Collection entries:
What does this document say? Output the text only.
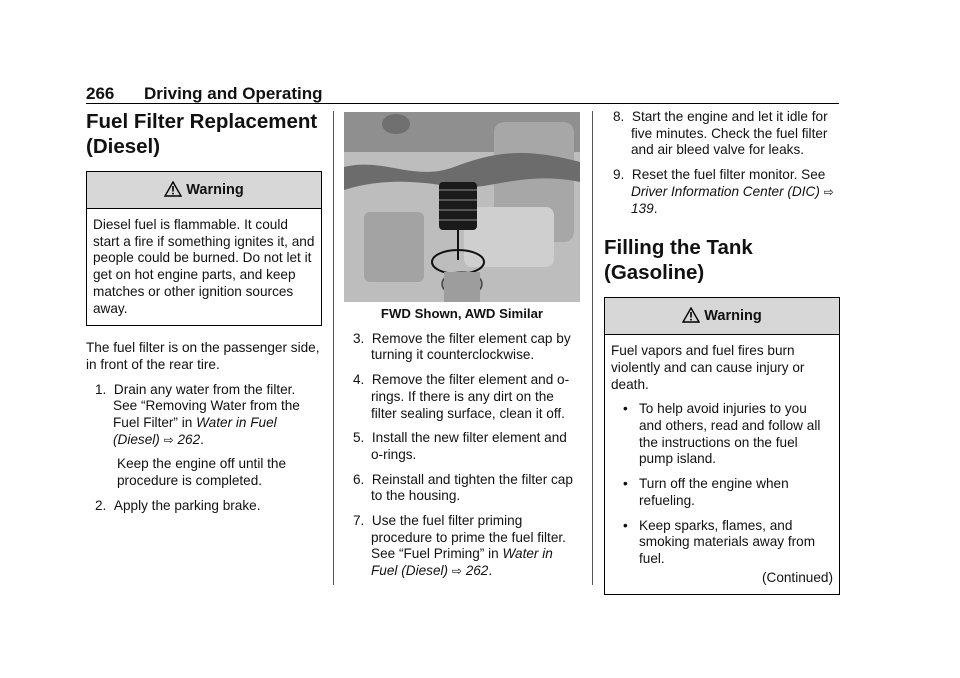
266 Driving and Operating
Fuel Filter Replacement
(Diesel)
Warning

Diesel fuel is flammable. It could start a fire if something ignites it, and people could be burned. Do not let it get on hot engine parts, and keep matches or other ignition sources away.

The fuel filter is on the passenger side, in front of the rear tire.

1. Drain any water from the filter. See “Removing Water from the Fuel Filter” in Water in Fuel (Diesel) ⇨ 262.

Keep the engine off until the procedure is completed.

2. Apply the parking brake.

FWD Shown, AWD Similar

3. Remove the filter element cap by turning it counterclockwise.

4. Remove the filter element and o-rings. If there is any dirt on the filter sealing surface, clean it off.

5. Install the new filter element and o-rings.

6. Reinstall and tighten the filter cap to the housing.

7. Use the fuel filter priming procedure to prime the fuel filter. See “Fuel Priming” in Water in Fuel (Diesel) ⇨ 262.

8. Start the engine and let it idle for five minutes. Check the fuel filter and air bleed valve for leaks.

9. Reset the fuel filter monitor. See Driver Information Center (DIC) ⇨ 139.

Filling the Tank
(Gasoline)
Warning

Fuel vapors and fuel fires burn violently and can cause injury or death.

• To help avoid injuries to you and others, read and follow all the instructions on the fuel pump island.

• Turn off the engine when refueling.

• Keep sparks, flames, and smoking materials away from fuel.

(Continued)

▸ **The request**
Except for the pictures, reproduce every line exactly.

▸ **Exercise answer**
What does this document say? Output the text only.
266 Driving and Operating
Fuel Filter Replacement
(Diesel)
Warning

Diesel fuel is flammable. It could start a fire if something ignites it, and people could be burned. Do not let it get on hot engine parts, and keep matches or other ignition sources away.

The fuel filter is on the passenger side, in front of the rear tire.

1. Drain any water from the filter. See “Removing Water from the Fuel Filter” in Water in Fuel (Diesel) ⇨ 262.

Keep the engine off until the procedure is completed.

2. Apply the parking brake.

FWD Shown, AWD Similar

3. Remove the filter element cap by turning it counterclockwise.

4. Remove the filter element and o-rings. If there is any dirt on the filter sealing surface, clean it off.

5. Install the new filter element and o-rings.

6. Reinstall and tighten the filter cap to the housing.

7. Use the fuel filter priming procedure to prime the fuel filter. See “Fuel Priming” in Water in Fuel (Diesel) ⇨ 262.

8. Start the engine and let it idle for five minutes. Check the fuel filter and air bleed valve for leaks.

9. Reset the fuel filter monitor. See Driver Information Center (DIC) ⇨ 139.

Filling the Tank
(Gasoline)
Warning

Fuel vapors and fuel fires burn violently and can cause injury or death.

• To help avoid injuries to you and others, read and follow all the instructions on the fuel pump island.

• Turn off the engine when refueling.

• Keep sparks, flames, and smoking materials away from fuel.

(Continued)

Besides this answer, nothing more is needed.